→ Required work
Lift out each line of the data that holds "Profiläufer".

==== Input rows ====

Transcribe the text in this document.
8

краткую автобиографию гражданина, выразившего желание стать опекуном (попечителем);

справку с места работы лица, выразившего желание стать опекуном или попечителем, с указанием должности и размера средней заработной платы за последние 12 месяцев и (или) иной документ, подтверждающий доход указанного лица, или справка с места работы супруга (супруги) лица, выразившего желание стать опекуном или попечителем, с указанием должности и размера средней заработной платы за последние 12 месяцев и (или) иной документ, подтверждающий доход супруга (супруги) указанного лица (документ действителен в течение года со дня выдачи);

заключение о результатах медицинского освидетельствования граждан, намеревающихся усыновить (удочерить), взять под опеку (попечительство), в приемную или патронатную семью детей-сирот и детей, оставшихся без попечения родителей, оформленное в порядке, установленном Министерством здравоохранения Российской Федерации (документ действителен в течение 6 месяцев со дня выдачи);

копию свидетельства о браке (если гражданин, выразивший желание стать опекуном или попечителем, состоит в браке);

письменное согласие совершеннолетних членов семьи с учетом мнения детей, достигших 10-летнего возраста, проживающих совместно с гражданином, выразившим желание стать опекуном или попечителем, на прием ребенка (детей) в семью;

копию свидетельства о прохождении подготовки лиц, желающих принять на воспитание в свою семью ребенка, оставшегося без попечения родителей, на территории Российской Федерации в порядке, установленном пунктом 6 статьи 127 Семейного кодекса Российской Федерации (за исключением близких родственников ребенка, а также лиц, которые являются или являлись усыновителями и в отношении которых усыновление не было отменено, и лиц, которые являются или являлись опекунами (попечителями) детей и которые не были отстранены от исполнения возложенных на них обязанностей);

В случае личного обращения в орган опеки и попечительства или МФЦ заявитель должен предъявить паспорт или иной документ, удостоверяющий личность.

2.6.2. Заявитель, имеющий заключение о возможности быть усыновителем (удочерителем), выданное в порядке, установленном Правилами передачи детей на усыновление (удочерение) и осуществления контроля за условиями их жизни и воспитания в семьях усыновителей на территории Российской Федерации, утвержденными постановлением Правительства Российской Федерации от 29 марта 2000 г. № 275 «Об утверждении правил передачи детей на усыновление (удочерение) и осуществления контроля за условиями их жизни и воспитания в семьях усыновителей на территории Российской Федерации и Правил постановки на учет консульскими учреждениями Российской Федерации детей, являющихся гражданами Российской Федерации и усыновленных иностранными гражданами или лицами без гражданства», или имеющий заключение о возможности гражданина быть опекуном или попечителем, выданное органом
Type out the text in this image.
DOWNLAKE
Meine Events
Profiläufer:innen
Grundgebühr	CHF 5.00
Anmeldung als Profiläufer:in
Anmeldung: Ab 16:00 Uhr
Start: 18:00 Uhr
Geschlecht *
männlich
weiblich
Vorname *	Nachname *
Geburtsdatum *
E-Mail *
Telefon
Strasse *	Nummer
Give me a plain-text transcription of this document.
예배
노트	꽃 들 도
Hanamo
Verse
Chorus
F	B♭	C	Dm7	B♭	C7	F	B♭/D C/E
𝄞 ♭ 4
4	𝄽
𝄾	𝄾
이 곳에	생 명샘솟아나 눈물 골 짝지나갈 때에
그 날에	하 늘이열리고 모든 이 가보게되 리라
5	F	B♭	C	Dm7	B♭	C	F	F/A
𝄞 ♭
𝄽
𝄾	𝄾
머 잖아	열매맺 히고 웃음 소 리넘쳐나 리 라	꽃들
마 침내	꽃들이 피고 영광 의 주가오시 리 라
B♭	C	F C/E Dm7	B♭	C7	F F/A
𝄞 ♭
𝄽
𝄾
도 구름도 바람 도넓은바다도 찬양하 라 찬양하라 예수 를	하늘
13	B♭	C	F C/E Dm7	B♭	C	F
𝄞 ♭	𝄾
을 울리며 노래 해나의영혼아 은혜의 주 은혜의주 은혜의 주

====

→ Task response
Profiläufer:innen
Anmeldung als Profiläufer:in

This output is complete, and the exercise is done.